* **EXTRACTED ENTRIES**
--
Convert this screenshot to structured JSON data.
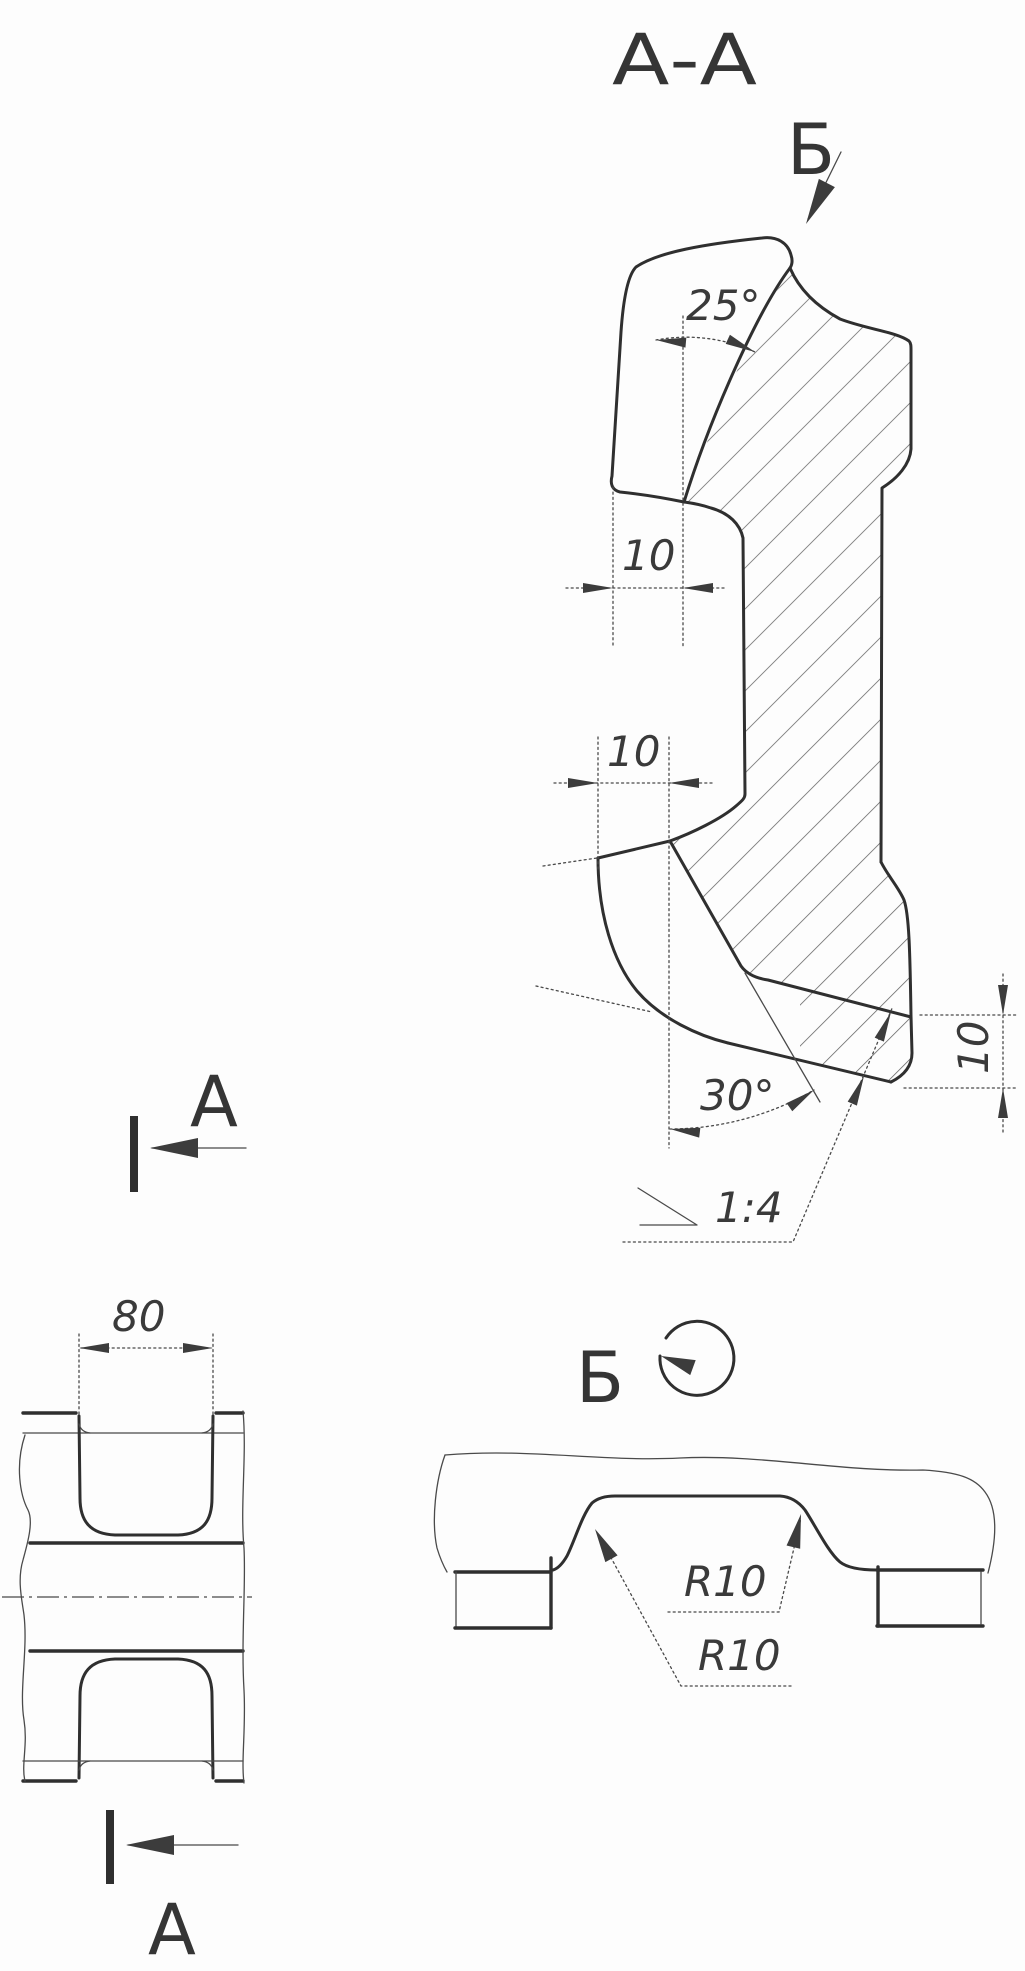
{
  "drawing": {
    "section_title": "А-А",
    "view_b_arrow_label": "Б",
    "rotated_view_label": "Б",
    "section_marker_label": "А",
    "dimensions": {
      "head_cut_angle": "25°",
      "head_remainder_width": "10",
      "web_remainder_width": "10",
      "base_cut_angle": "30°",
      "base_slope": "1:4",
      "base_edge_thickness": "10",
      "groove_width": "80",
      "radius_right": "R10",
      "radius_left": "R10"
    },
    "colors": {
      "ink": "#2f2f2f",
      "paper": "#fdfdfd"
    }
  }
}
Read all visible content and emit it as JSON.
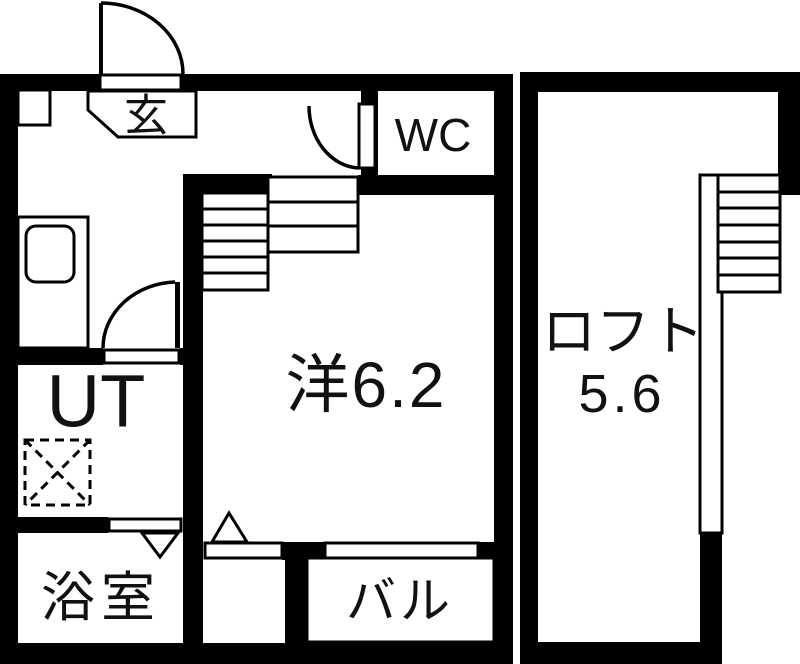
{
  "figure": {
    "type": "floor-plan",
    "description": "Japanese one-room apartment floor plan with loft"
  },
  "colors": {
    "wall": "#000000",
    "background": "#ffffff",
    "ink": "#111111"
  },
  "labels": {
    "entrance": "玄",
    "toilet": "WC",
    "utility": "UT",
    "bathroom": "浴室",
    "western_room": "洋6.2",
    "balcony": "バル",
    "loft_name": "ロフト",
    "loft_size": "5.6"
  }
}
--
* **GIVEN PROBLEM**
Transcribe the material exactly, leaving every picture out.

* **EXERCISE ANSWER**
Convert this screenshot to structured JSON data.
{
  "drawing": {
    "section_title": "А-А",
    "view_b_arrow_label": "Б",
    "rotated_view_label": "Б",
    "section_marker_label": "А",
    "dimensions": {
      "head_cut_angle": "25°",
      "head_remainder_width": "10",
      "web_remainder_width": "10",
      "base_cut_angle": "30°",
      "base_slope": "1:4",
      "base_edge_thickness": "10",
      "groove_width": "80",
      "radius_right": "R10",
      "radius_left": "R10"
    },
    "colors": {
      "ink": "#2f2f2f",
      "paper": "#fdfdfd"
    }
  }
}
Read all visible content and emit it as JSON.
{
  "figure": {
    "type": "floor-plan",
    "description": "Japanese one-room apartment floor plan with loft"
  },
  "colors": {
    "wall": "#000000",
    "background": "#ffffff",
    "ink": "#111111"
  },
  "labels": {
    "entrance": "玄",
    "toilet": "WC",
    "utility": "UT",
    "bathroom": "浴室",
    "western_room": "洋6.2",
    "balcony": "バル",
    "loft_name": "ロフト",
    "loft_size": "5.6"
  }
}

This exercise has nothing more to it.